Identify and copy all lines of the material where the string "تعالى" is found.

.....

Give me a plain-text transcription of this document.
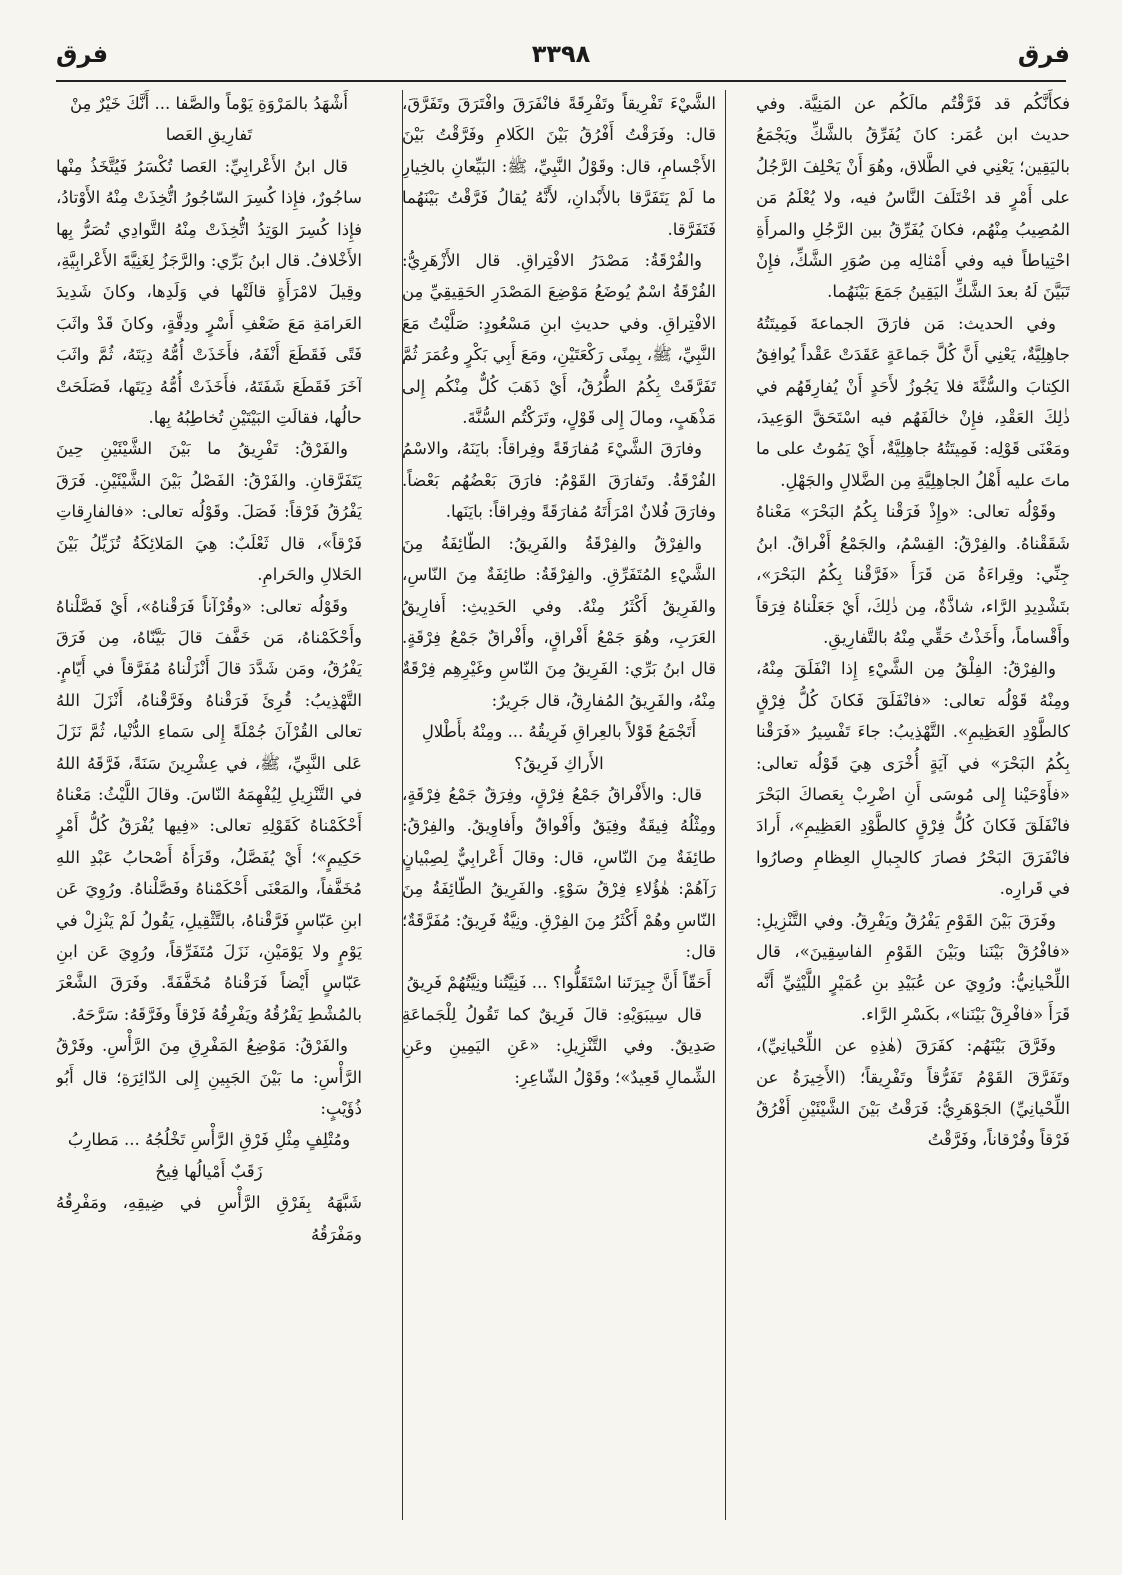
فرق
٣٣٩٨
فرق

فكأَنَّكُم قد فَرَّقْتُم مالَكُم عن المَنِيَّة. وفي حديث ابن عُمَر: كانَ يُفَرِّقُ بالشَّكِّ ويَجْمَعُ باليَقِين؛ يَعْنِي في الطَّلاق، وهُوَ أَنْ يَحْلِفَ الرَّجُلُ على أَمْرٍ قد اخْتَلَفَ النَّاسُ فيه، ولا يُعْلَمُ مَن المُصِيبُ مِنْهُم، فكانَ يُفَرِّقُ بين الرَّجُلِ والمرأَةِ احْتِياطاً فيه وفي أَمْثالِه مِن صُوَرِ الشَّكِّ، فإِنْ تَبَيَّنَ لَهُ بعدَ الشَّكِّ اليَقِينُ جَمَعَ بَيْنَهُما.

وفي الحديث: مَن فارَقَ الجماعةَ فَمِيتَتُهُ جاهِلِيَّةٌ، يَعْنِي أَنَّ كُلَّ جَماعَةٍ عَقَدَتْ عَقْداً يُوافِقُ الكِتابَ والسُّنَّةَ فلا يَجُوزُ لأَحَدٍ أَنْ يُفارِقَهُم في ذٰلِكَ العَقْدِ، فإِنْ خالَفَهُم فيه اسْتَحَقَّ الوَعِيدَ، ومَعْنَى قَوْلِه: فَمِيتَتُهُ جاهِلِيَّةٌ، أَيْ يَمُوتُ على ما ماتَ عليه أَهْلُ الجاهِلِيَّةِ مِن الضَّلالِ والجَهْلِ.

وقَوْلُه تعالى: «وإِذْ فَرَقْنا بِكُمُ البَحْرَ» مَعْناهُ شَقَقْناهُ. والفِرْقُ: القِسْمُ، والجَمْعُ أَفْراقٌ. ابنُ جِنِّي: وقِراءَةُ مَن قَرَأَ «فَرَّقْنا بِكُمُ البَحْرَ»، بتَشْدِيدِ الرَّاء، شاذَّةٌ، مِن ذٰلِكَ، أَيْ جَعَلْناهُ فِرَقاً وأَقْساماً، وأَخَذْتُ حَقِّي مِنْهُ بالتَّفارِيقِ.

والفِرْقُ: الفِلْقُ مِن الشَّيْءِ إِذا انْفَلَقَ مِنْهُ، ومِنْهُ قَوْلُه تعالى: «فانْفَلَقَ فَكانَ كُلُّ فِرْقٍ كالطَّوْدِ العَظِيمِ». التَّهْذِيبُ: جاءَ تَفْسِيرُ «فَرَقْنا بِكُمُ البَحْرَ» في آيَةٍ أُخْرَى هِيَ قَوْلُه تعالى: «فأَوْحَيْنا إِلى مُوسَى أَنِ اضْرِبْ بِعَصاكَ البَحْرَ فانْفَلَقَ فَكانَ كُلُّ فِرْقٍ كالطَّوْدِ العَظِيمِ»، أَرادَ فانْفَرَقَ البَحْرُ فصارَ كالجِبالِ العِظامِ وصارُوا في قَرارِه.

وفَرَقَ بَيْنَ القَوْمِ يَفْرُقُ ويَفْرِقُ. وفي التَّنْزِيلِ: «فافْرُقْ بَيْنَنا وبَيْنَ القَوْمِ الفاسِقِينَ»، قال اللِّحْيانِيُّ: ورُوِيَ عن عُبَيْدِ بنِ عُمَيْرٍ اللَّيْثِيِّ أَنَّه قَرَأَ «فافْرِقْ بَيْنَنا»، بكَسْرِ الرَّاء.

وفَرَّقَ بَيْنَهُم: كفَرَقَ (هٰذِهِ عن اللِّحْيانِيِّ)، وتَفَرَّقَ القَوْمُ تَفَرُّقاً وتَفْرِيقاً؛ (الأَخِيرَةُ عن اللِّحْيانِيِّ) الجَوْهَرِيُّ: فَرَقْتُ بَيْنَ الشَّيْئَيْنِ أَفْرُقُ فَرْقاً وفُرْقاناً، وفَرَّقْتُ

الشَّيْءَ تَفْرِيقاً وتَفْرِقَةً فانْفَرَقَ وافْتَرَقَ وتَفَرَّقَ، قال: وفَرَقْتُ أَفْرُقُ بَيْنَ الكَلامِ وفَرَّقْتُ بَيْنَ الأَجْسامِ، قال: وقَوْلُ النَّبِيِّ، ﷺ: البَيِّعانِ بالخِيارِ ما لَمْ يَتَفَرَّقا بالأَبْدانِ، لأَنَّهُ يُقالُ فَرَّقْتُ بَيْنَهُما فَتَفَرَّقا.

والفُرْقَةُ: مَصْدَرُ الافْتِراقِ. قال الأَزْهَرِيُّ: الفُرْقَةُ اسْمٌ يُوضَعُ مَوْضِعَ المَصْدَرِ الحَقِيقِيِّ مِن الافْتِراقِ. وفي حديثِ ابنِ مَسْعُودٍ: صَلَّيْتُ مَعَ النَّبِيِّ، ﷺ، بِمِنًى رَكْعَتَيْنِ، ومَعَ أَبِي بَكْرٍ وعُمَرَ ثُمَّ تَفَرَّقَتْ بِكُمُ الطُّرُقُ، أَيْ ذَهَبَ كُلٌّ مِنْكُم إِلى مَذْهَبٍ، ومالَ إِلى قَوْلٍ، وتَرَكْتُم السُّنَّةَ.

وفارَقَ الشَّيْءَ مُفارَقَةً وفِراقاً: بايَنَهُ، والاسْمُ الفُرْقَةُ. وتَفارَقَ القَوْمُ: فارَقَ بَعْضُهُم بَعْضاً. وفارَقَ فُلانٌ امْرَأَتَهُ مُفارَقَةً وفِراقاً: بايَنَها.

والفِرْقُ والفِرْقَةُ والفَرِيقُ: الطّائِفَةُ مِنَ الشَّيْءِ المُتَفَرِّقِ. والفِرْقَةُ: طائِفَةٌ مِنَ النّاسِ، والفَرِيقُ أَكْثَرُ مِنْهُ. وفي الحَدِيثِ: أَفارِيقُ العَرَبِ، وهُوَ جَمْعُ أَفْراقٍ، وأَفْراقٌ جَمْعُ فِرْقَةٍ. قال ابنُ بَرِّي: الفَرِيقُ مِنَ النّاسِ وغَيْرِهِم فِرْقَةٌ مِنْهُ، والفَرِيقُ المُفارِقُ، قال جَرِيرٌ:

أَتَجْمَعُ قَوْلاً بالعِراقِ فَرِيقُهُ ... ومِنْهُ بأَطْلالِ الأَراكِ فَرِيقُ؟

قال: والأَفْراقُ جَمْعُ فِرْقٍ، وفِرَقٌ جَمْعُ فِرْقَةٍ، ومِثْلُهُ فِيقَةٌ وفِيَقٌ وأَفْواقٌ وأَفاوِيقُ. والفِرْقُ: طائِفَةٌ مِنَ النّاسِ، قال: وقالَ أَعْرابِيٌّ لِصِبْيانٍ رَآهُمْ: هٰؤُلاءِ فِرْقُ سَوْءٍ. والفَرِيقُ الطّائِفَةُ مِنَ النّاسِ وهُمْ أَكْثَرُ مِنَ الفِرْقِ. ونِيَّةٌ فَرِيقٌ: مُفَرَّقَةٌ؛ قال:

أَحَقّاً أَنَّ جِيرَتَنا اسْتَقَلُّوا؟ ... فَنِيَّتُنا ونِيَّتُهُمْ فَرِيقُ

قال سِيبَوَيْهِ: قالَ فَرِيقٌ كما تَقُولُ لِلْجَماعَةِ صَدِيقٌ. وفي التَّنْزِيلِ: «عَنِ اليَمِينِ وعَنِ الشِّمالِ قَعِيدٌ»؛ وقَوْلُ الشّاعِرِ:

أَشْهَدُ بالمَرْوَةِ يَوْماً والصَّفا ... أَنَّكَ خَيْرٌ مِنْ تَفارِيقِ العَصا

قال ابنُ الأَعْرابِيِّ: العَصا تُكْسَرُ فَيُتَّخَذُ مِنْها ساجُورٌ، فإِذا كُسِرَ السّاجُورُ اتُّخِذَتْ مِنْهُ الأَوْتادُ، فإِذا كُسِرَ الوَتِدُ اتُّخِذَتْ مِنْهُ التَّوادِي تُصَرُّ بِها الأَخْلافُ. قال ابنُ بَرِّي: والرَّجَزُ لِغَنِيَّةَ الأَعْرابِيَّةِ، وقِيلَ لامْرَأَةٍ قالَتْها في وَلَدِها، وكانَ شَدِيدَ العَرامَةِ مَعَ ضَعْفِ أَسْرٍ ودِقَّةٍ، وكانَ قَدْ واثَبَ فَتًى فَقَطَعَ أَنْفَهُ، فأَخَذَتْ أُمُّهُ دِيَتَهُ، ثُمَّ واثَبَ آخَرَ فَقَطَعَ شَفَتَهُ، فأَخَذَتْ أُمُّهُ دِيَتَها، فَصَلَحَتْ حالُها، فقالَتِ البَيْتَيْنِ تُخاطِبُهُ بِها.

والفَرْقُ: تَفْرِيقُ ما بَيْنَ الشَّيْئَيْنِ حِينَ يَتَفَرَّقانِ. والفَرْقُ: الفَصْلُ بَيْنَ الشَّيْئَيْنِ. فَرَقَ يَفْرُقُ فَرْقاً: فَصَلَ. وقَوْلُه تعالى: «فالفارِقاتِ فَرْقاً»، قال ثَعْلَبٌ: هِيَ المَلائِكَةُ تُزَيِّلُ بَيْنَ الحَلالِ والحَرامِ.

وقَوْلُه تعالى: «وقُرْآناً فَرَقْناهُ»، أَيْ فَصَّلْناهُ وأَحْكَمْناهُ، مَن خَفَّفَ قالَ بَيَّنّاهُ، مِن فَرَقَ يَفْرُقُ، ومَن شَدَّدَ قالَ أَنْزَلْناهُ مُفَرَّقاً في أَيّامٍ. التَّهْذِيبُ: قُرِئَ فَرَقْناهُ وفَرَّقْناهُ، أَنْزَلَ اللهُ تعالى القُرْآنَ جُمْلَةً إِلى سَماءِ الدُّنْيا، ثُمَّ نَزَلَ عَلى النَّبِيِّ، ﷺ، في عِشْرِينَ سَنَةً، فَرَّقَهُ اللهُ في التَّنْزِيلِ لِيُفْهِمَهُ النّاسَ. وقالَ اللَّيْثُ: مَعْناهُ أَحْكَمْناهُ كَقَوْلِهِ تعالى: «فِيها يُفْرَقُ كُلُّ أَمْرٍ حَكِيمٍ»؛ أَيْ يُفَصَّلُ، وقَرَأَهُ أَصْحابُ عَبْدِ اللهِ مُخَفَّفاً، والمَعْنَى أَحْكَمْناهُ وفَصَّلْناهُ. ورُوِيَ عَن ابنِ عَبّاسٍ فَرَّقْناهُ، بالتَّثْقِيلِ، يَقُولُ لَمْ يَنْزِلْ في يَوْمٍ ولا يَوْمَيْنِ، نَزَلَ مُتَفَرِّقاً، ورُوِيَ عَن ابنِ عَبّاسٍ أَيْضاً فَرَقْناهُ مُخَفَّفَةً. وفَرَقَ الشَّعْرَ بالمُشْطِ يَفْرُقُهُ ويَفْرِقُهُ فَرْقاً وفَرَّقَهُ: سَرَّحَهُ.

والفَرْقُ: مَوْضِعُ المَفْرِقِ مِنَ الرَّأْسِ. وفَرْقُ الرَّأْسِ: ما بَيْنَ الجَبِينِ إِلى الدّائِرَةِ؛ قال أَبُو ذُؤَيْبٍ:

ومُتْلِفٍ مِثْلِ فَرْقِ الرَّأْسِ تَخْلُجُهُ ... مَطارِبُ زَقَبٌ أَمْيالُها فِيحُ

شَبَّهَهُ بِفَرْقِ الرَّأْسِ في ضِيقِهِ، ومَفْرِقُهُ ومَفْرَقُهُ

.....

● **Exercise answer**:
وقَوْلُه تعالى: «وإِذْ فَرَقْنا بِكُمُ البَحْرَ» مَعْناهُ شَقَقْناهُ. والفِرْقُ: القِسْمُ، والجَمْعُ أَفْراقٌ. ابنُ جِنِّي: وقِراءَةُ مَن قَرَأَ «فَرَّقْنا بِكُمُ البَحْرَ»، بتَشْدِيدِ الرَّاء، شاذَّةٌ، مِن ذٰلِكَ، أَيْ جَعَلْناهُ فِرَقاً وأَقْساماً، وأَخَذْتُ حَقِّي مِنْهُ بالتَّفارِيقِ.
والفِرْقُ: الفِلْقُ مِن الشَّيْءِ إِذا انْفَلَقَ مِنْهُ، ومِنْهُ قَوْلُه تعالى: «فانْفَلَقَ فَكانَ كُلُّ فِرْقٍ كالطَّوْدِ العَظِيمِ». التَّهْذِيبُ: جاءَ تَفْسِيرُ «فَرَقْنا بِكُمُ البَحْرَ» في آيَةٍ أُخْرَى هِيَ قَوْلُه تعالى: «فأَوْحَيْنا إِلى مُوسَى أَنِ اضْرِبْ بِعَصاكَ البَحْرَ فانْفَلَقَ فَكانَ كُلُّ فِرْقٍ كالطَّوْدِ العَظِيمِ»، أَرادَ فانْفَرَقَ البَحْرُ فصارَ كالجِبالِ العِظامِ وصارُوا في قَرارِه.
والفَرْقُ: تَفْرِيقُ ما بَيْنَ الشَّيْئَيْنِ حِينَ يَتَفَرَّقانِ. والفَرْقُ: الفَصْلُ بَيْنَ الشَّيْئَيْنِ. فَرَقَ يَفْرُقُ فَرْقاً: فَصَلَ. وقَوْلُه تعالى: «فالفارِقاتِ فَرْقاً»، قال ثَعْلَبٌ: هِيَ المَلائِكَةُ تُزَيِّلُ بَيْنَ الحَلالِ والحَرامِ.
وقَوْلُه تعالى: «وقُرْآناً فَرَقْناهُ»، أَيْ فَصَّلْناهُ وأَحْكَمْناهُ، مَن خَفَّفَ قالَ بَيَّنّاهُ، مِن فَرَقَ يَفْرُقُ، ومَن شَدَّدَ قالَ أَنْزَلْناهُ مُفَرَّقاً في أَيّامٍ. التَّهْذِيبُ: قُرِئَ فَرَقْناهُ وفَرَّقْناهُ، أَنْزَلَ اللهُ تعالى القُرْآنَ جُمْلَةً إِلى سَماءِ الدُّنْيا، ثُمَّ نَزَلَ عَلى النَّبِيِّ، ﷺ، في عِشْرِينَ سَنَةً، فَرَّقَهُ اللهُ في التَّنْزِيلِ لِيُفْهِمَهُ النّاسَ. وقالَ اللَّيْثُ: مَعْناهُ أَحْكَمْناهُ كَقَوْلِهِ تعالى: «فِيها يُفْرَقُ كُلُّ أَمْرٍ حَكِيمٍ»؛ أَيْ يُفَصَّلُ، وقَرَأَهُ أَصْحابُ عَبْدِ اللهِ مُخَفَّفاً، والمَعْنَى أَحْكَمْناهُ وفَصَّلْناهُ. ورُوِيَ عَن ابنِ عَبّاسٍ فَرَّقْناهُ، بالتَّثْقِيلِ، يَقُولُ لَمْ يَنْزِلْ في يَوْمٍ ولا يَوْمَيْنِ، نَزَلَ مُتَفَرِّقاً، ورُوِيَ عَن ابنِ عَبّاسٍ أَيْضاً فَرَقْناهُ مُخَفَّفَةً. وفَرَقَ الشَّعْرَ بالمُشْطِ يَفْرُقُهُ ويَفْرِقُهُ فَرْقاً وفَرَّقَهُ: سَرَّحَهُ.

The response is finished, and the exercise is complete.